→ **To do**: Turn the material below into a numbered list, starting with the line that contains "code-content[interactable]: [RespManagerID] numeric(5,0)" and going on through the line that contains "tab-columns[interactable]: Columns (608, 0, 693, 29)". Include only those lines, and leave out any blank ones.

Start Stored records

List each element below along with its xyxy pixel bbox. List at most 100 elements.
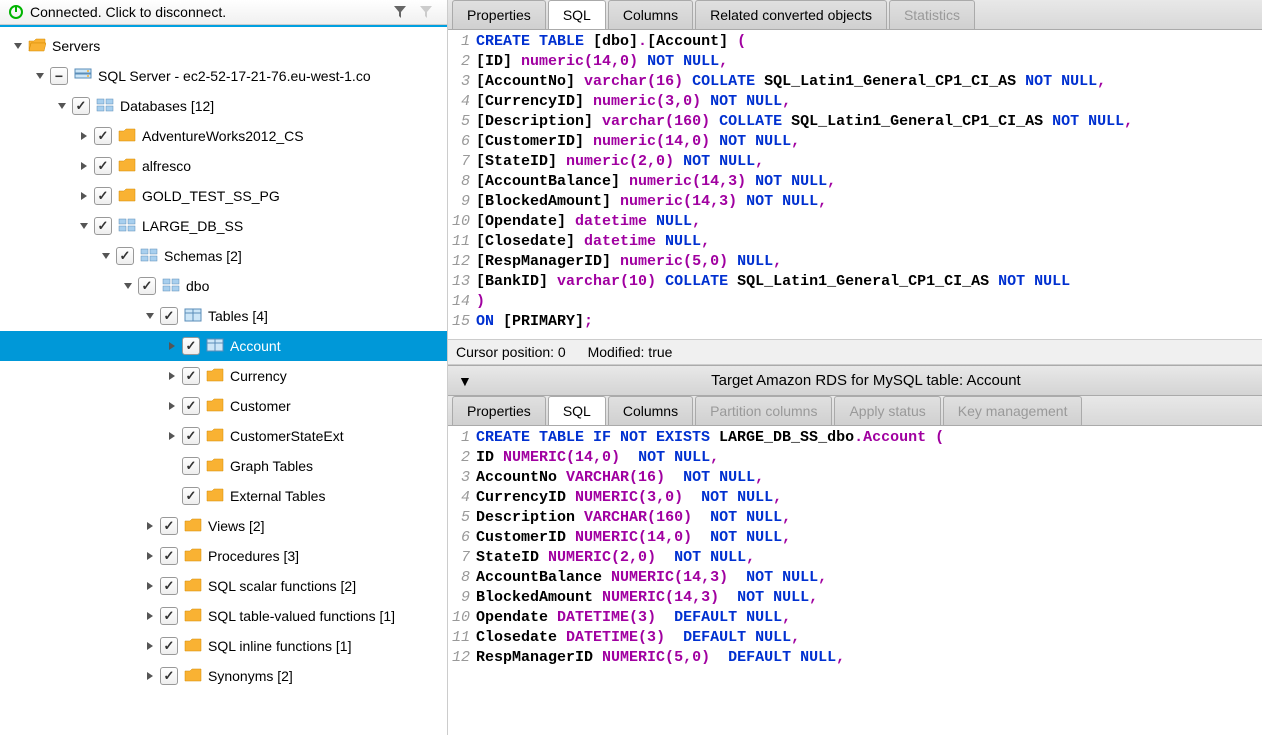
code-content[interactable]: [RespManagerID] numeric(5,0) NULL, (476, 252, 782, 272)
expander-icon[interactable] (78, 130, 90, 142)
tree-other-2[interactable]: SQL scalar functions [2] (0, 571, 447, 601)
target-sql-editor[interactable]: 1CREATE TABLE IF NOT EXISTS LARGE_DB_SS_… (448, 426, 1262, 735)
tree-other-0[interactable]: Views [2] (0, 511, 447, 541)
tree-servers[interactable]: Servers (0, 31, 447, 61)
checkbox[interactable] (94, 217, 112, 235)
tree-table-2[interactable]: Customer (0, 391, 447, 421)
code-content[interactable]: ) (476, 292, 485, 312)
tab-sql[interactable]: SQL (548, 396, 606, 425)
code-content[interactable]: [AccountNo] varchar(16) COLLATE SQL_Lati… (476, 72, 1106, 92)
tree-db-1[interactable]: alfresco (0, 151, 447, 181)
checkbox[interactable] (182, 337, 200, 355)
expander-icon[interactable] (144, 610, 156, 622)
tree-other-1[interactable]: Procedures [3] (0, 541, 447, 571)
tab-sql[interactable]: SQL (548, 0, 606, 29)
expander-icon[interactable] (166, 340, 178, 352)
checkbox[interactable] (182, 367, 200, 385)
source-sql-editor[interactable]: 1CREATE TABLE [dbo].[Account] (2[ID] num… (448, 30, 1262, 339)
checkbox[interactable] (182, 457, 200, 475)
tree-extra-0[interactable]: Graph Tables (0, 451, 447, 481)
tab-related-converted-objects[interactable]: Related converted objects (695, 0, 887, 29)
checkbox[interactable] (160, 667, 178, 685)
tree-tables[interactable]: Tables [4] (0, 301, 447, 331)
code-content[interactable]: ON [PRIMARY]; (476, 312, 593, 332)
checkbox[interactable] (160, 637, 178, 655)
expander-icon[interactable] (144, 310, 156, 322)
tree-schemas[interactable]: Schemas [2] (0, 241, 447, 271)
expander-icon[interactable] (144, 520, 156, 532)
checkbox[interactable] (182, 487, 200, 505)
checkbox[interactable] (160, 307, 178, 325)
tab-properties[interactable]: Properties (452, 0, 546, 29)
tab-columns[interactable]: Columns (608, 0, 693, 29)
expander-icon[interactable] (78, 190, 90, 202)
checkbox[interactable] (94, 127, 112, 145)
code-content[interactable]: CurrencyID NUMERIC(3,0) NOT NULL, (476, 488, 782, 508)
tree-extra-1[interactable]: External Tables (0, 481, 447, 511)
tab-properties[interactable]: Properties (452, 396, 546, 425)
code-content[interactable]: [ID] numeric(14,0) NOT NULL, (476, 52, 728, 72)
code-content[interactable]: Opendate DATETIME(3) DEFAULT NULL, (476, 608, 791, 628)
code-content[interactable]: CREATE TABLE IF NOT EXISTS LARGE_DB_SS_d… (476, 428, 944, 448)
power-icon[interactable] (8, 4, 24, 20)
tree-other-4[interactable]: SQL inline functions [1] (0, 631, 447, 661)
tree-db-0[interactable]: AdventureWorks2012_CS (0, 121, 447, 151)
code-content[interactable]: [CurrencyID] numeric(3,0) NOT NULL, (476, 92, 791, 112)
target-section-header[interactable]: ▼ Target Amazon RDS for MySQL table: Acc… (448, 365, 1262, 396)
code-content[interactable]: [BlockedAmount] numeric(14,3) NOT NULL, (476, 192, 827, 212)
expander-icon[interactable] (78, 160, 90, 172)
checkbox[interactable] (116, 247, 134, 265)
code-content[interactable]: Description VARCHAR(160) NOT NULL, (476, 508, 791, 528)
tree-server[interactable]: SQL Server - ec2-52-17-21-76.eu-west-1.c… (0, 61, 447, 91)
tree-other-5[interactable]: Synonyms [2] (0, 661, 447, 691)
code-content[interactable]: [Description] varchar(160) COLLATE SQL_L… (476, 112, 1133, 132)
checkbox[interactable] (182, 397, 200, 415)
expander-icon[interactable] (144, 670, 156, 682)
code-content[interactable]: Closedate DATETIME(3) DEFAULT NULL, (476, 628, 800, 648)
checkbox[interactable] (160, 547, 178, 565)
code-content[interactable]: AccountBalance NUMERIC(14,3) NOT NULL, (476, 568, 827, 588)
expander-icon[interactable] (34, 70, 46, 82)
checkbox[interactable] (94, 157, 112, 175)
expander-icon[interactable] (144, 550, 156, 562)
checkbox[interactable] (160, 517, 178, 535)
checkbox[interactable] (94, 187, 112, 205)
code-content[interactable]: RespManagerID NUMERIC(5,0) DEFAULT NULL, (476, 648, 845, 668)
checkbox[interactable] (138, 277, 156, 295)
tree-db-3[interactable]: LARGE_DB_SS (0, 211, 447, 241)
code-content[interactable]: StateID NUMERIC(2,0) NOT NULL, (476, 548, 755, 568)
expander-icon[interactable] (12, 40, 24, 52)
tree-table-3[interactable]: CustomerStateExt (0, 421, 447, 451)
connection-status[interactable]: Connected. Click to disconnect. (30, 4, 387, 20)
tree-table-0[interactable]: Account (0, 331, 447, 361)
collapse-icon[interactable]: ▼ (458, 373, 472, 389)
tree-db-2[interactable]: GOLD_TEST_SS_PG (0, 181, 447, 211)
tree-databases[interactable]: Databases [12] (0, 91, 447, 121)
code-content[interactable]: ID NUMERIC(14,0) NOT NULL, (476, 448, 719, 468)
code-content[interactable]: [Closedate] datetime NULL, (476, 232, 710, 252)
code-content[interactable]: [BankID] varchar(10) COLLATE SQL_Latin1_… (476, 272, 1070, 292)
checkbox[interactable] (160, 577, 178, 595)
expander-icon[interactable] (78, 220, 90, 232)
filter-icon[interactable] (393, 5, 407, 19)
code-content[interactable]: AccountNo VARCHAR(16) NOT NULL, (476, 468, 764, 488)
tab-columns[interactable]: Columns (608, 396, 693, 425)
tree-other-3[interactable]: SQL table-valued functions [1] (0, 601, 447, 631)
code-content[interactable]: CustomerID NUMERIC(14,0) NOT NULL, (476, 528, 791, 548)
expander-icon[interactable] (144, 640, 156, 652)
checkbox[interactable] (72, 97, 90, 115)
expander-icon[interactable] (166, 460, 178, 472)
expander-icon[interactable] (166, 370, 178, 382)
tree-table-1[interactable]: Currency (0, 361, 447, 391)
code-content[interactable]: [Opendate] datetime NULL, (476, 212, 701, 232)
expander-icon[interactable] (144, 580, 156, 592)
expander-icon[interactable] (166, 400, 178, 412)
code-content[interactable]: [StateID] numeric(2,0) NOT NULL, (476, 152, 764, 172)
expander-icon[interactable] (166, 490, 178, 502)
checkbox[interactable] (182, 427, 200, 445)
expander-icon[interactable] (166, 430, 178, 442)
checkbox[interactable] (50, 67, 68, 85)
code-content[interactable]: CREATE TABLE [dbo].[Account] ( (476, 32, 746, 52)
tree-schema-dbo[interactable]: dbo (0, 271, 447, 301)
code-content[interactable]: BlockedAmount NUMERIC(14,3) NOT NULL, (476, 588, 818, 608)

End Stored records
Start Stored records

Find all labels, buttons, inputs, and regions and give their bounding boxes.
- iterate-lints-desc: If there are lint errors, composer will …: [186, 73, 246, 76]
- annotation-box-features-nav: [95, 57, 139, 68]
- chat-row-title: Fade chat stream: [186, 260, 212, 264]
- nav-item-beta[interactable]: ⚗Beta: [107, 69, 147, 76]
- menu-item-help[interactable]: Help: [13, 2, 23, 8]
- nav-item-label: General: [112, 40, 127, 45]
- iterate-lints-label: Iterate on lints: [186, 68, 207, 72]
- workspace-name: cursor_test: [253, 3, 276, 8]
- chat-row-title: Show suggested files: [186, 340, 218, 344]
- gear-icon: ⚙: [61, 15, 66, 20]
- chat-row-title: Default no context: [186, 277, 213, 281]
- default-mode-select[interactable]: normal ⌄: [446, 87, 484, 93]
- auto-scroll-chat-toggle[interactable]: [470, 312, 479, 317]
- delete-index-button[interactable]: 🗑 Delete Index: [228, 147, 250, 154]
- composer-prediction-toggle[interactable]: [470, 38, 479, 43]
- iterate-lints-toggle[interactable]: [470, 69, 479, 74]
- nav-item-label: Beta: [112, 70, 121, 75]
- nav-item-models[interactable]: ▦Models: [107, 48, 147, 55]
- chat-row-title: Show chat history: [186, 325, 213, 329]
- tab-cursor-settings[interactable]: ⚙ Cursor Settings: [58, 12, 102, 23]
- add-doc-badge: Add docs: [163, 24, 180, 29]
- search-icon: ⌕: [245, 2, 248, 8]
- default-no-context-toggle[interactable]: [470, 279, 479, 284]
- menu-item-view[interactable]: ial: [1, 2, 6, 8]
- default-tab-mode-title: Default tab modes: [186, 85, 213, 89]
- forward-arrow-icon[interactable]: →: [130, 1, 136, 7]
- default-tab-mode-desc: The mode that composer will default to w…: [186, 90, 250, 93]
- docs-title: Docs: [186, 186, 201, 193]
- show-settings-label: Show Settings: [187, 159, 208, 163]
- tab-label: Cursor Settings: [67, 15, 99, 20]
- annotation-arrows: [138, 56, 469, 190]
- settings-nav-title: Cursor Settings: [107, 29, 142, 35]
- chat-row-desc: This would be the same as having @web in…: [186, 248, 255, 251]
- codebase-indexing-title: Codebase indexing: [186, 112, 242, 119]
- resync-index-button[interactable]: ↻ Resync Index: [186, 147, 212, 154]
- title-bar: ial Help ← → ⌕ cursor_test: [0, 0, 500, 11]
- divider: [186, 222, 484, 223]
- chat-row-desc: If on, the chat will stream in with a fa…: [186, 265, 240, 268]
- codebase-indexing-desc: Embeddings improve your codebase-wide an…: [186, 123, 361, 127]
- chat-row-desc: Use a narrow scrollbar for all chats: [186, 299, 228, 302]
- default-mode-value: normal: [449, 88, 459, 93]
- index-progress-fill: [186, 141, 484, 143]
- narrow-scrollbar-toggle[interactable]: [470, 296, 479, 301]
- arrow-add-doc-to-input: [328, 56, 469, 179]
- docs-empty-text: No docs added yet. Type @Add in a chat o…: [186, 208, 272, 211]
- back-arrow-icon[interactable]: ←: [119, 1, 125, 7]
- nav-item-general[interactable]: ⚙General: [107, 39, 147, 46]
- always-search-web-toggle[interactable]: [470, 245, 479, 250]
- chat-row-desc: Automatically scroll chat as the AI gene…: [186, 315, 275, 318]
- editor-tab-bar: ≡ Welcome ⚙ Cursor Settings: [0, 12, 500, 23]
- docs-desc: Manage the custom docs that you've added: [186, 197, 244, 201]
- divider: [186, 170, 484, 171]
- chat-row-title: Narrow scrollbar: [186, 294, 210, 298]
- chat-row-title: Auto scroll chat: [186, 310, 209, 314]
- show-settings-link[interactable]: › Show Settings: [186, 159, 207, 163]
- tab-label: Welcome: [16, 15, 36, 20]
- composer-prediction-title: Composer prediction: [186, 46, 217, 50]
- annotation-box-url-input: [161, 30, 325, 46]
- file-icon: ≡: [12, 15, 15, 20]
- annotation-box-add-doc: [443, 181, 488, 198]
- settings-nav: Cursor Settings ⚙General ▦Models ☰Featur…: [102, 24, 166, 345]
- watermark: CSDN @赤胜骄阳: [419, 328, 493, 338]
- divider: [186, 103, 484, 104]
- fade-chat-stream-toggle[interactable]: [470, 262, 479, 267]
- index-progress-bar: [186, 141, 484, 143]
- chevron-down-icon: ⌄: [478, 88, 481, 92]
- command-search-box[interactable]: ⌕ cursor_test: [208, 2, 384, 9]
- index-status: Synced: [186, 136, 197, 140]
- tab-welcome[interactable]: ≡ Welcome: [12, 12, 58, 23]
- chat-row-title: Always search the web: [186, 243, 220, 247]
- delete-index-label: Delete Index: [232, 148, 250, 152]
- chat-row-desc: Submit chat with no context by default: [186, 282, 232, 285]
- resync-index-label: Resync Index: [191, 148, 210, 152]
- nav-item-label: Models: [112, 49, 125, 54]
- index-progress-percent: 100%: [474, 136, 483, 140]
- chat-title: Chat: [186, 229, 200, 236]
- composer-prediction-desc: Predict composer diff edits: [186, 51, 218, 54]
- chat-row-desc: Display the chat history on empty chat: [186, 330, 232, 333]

End Stored records

→ **Written response**:
1. code-content[interactable]: [RespManagerID] numeric(5,0) NULL, (476, 252, 782, 272)
2. expander-icon[interactable] (78, 130, 90, 142)
3. tree-other-2[interactable]: SQL scalar functions [2] (0, 571, 447, 601)
4. target-sql-editor[interactable]: 1CREATE TABLE IF NOT EXISTS LARGE_DB_SS_… (448, 426, 1262, 735)
5. tree-other-0[interactable]: Views [2] (0, 511, 447, 541)
6. tree-servers[interactable]: Servers (0, 31, 447, 61)
7. checkbox[interactable] (94, 217, 112, 235)
8. tree-table-2[interactable]: Customer (0, 391, 447, 421)
9. code-content[interactable]: ) (476, 292, 485, 312)
10. tab-sql[interactable]: SQL (548, 396, 606, 425)
11. code-content[interactable]: [AccountNo] varchar(16) COLLATE SQL_Lati… (476, 72, 1106, 92)
12. tree-db-1[interactable]: alfresco (0, 151, 447, 181)
13. checkbox[interactable] (182, 337, 200, 355)
14. expander-icon[interactable] (144, 610, 156, 622)
15. tree-other-1[interactable]: Procedures [3] (0, 541, 447, 571)
16. tab-sql[interactable]: SQL (548, 0, 606, 29)
17. expander-icon[interactable] (166, 340, 178, 352)
18. checkbox[interactable] (182, 367, 200, 385)
19. source-sql-editor[interactable]: 1CREATE TABLE [dbo].[Account] (2[ID] num… (448, 30, 1262, 339)
20. checkbox[interactable] (182, 457, 200, 475)
21. tree-extra-0[interactable]: Graph Tables (0, 451, 447, 481)
22. tab-related-converted-objects[interactable]: Related converted objects (695, 0, 887, 29)
23. checkbox[interactable] (160, 667, 178, 685)
24. tree-tables[interactable]: Tables [4] (0, 301, 447, 331)
25. code-content[interactable]: ON [PRIMARY]; (476, 312, 593, 332)
26. checkbox[interactable] (160, 637, 178, 655)
27. expander-icon[interactable] (144, 310, 156, 322)
28. tree-schemas[interactable]: Schemas [2] (0, 241, 447, 271)
29. expander-icon[interactable] (144, 520, 156, 532)
30. checkbox[interactable] (182, 487, 200, 505)
31. checkbox[interactable] (160, 307, 178, 325)
32. tab-properties[interactable]: Properties (452, 0, 546, 29)
33. tab-columns[interactable]: Columns (608, 0, 693, 29)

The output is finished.